_The task_
Reproduce the records below in full and exactly, without their images.
• • • • • • •
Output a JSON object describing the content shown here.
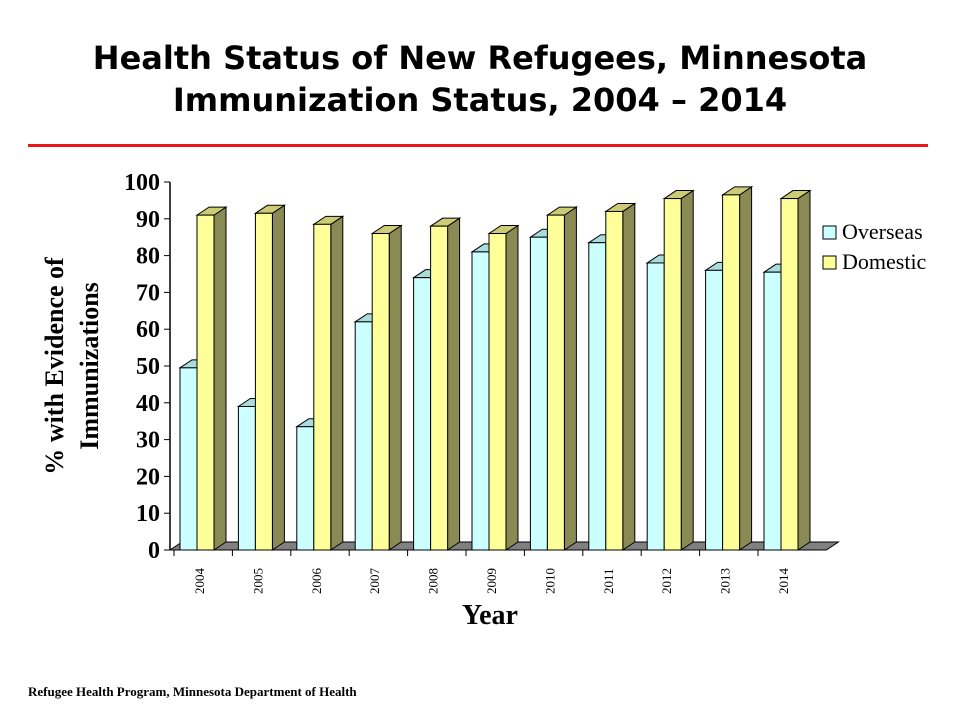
{
  "title_line1": "Health Status of New Refugees, Minnesota",
  "title_line2": "Immunization Status, 2004 – 2014",
  "footer": "Refugee Health Program, Minnesota Department of Health",
  "chart_data": {
    "type": "bar",
    "categories": [
      "2004",
      "2005",
      "2006",
      "2007",
      "2008",
      "2009",
      "2010",
      "2011",
      "2012",
      "2013",
      "2014"
    ],
    "series": [
      {
        "name": "Overseas",
        "values": [
          49.5,
          39,
          33.5,
          62,
          74,
          81,
          85,
          83.5,
          78,
          76,
          75.5
        ],
        "color": "#ccffff"
      },
      {
        "name": "Domestic",
        "values": [
          91,
          91.5,
          88.5,
          86,
          88,
          86,
          91,
          92,
          95.5,
          96.5,
          95.5
        ],
        "color": "#ffff99"
      }
    ],
    "ylim": [
      0,
      100
    ],
    "yticks": [
      "0",
      "10",
      "20",
      "30",
      "40",
      "50",
      "60",
      "70",
      "80",
      "90",
      "100"
    ],
    "xlabel": "Year",
    "ylabel_line1": "% with Evidence of",
    "ylabel_line2": "Immunizations",
    "legend_position": "right",
    "grid": false,
    "style": "3d-bar"
  }
}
• • • • • • •
_Response_
Output a JSON object describing the content shown here.
{
  "title_line1": "Health Status of New Refugees, Minnesota",
  "title_line2": "Immunization Status, 2004 – 2014",
  "footer": "Refugee Health Program, Minnesota Department of Health",
  "chart_data": {
    "type": "bar",
    "categories": [
      "2004",
      "2005",
      "2006",
      "2007",
      "2008",
      "2009",
      "2010",
      "2011",
      "2012",
      "2013",
      "2014"
    ],
    "series": [
      {
        "name": "Overseas",
        "values": [
          49.5,
          39,
          33.5,
          62,
          74,
          81,
          85,
          83.5,
          78,
          76,
          75.5
        ],
        "color": "#ccffff"
      },
      {
        "name": "Domestic",
        "values": [
          91,
          91.5,
          88.5,
          86,
          88,
          86,
          91,
          92,
          95.5,
          96.5,
          95.5
        ],
        "color": "#ffff99"
      }
    ],
    "ylim": [
      0,
      100
    ],
    "yticks": [
      "0",
      "10",
      "20",
      "30",
      "40",
      "50",
      "60",
      "70",
      "80",
      "90",
      "100"
    ],
    "xlabel": "Year",
    "ylabel_line1": "% with Evidence of",
    "ylabel_line2": "Immunizations",
    "legend_position": "right",
    "grid": false,
    "style": "3d-bar"
  }
}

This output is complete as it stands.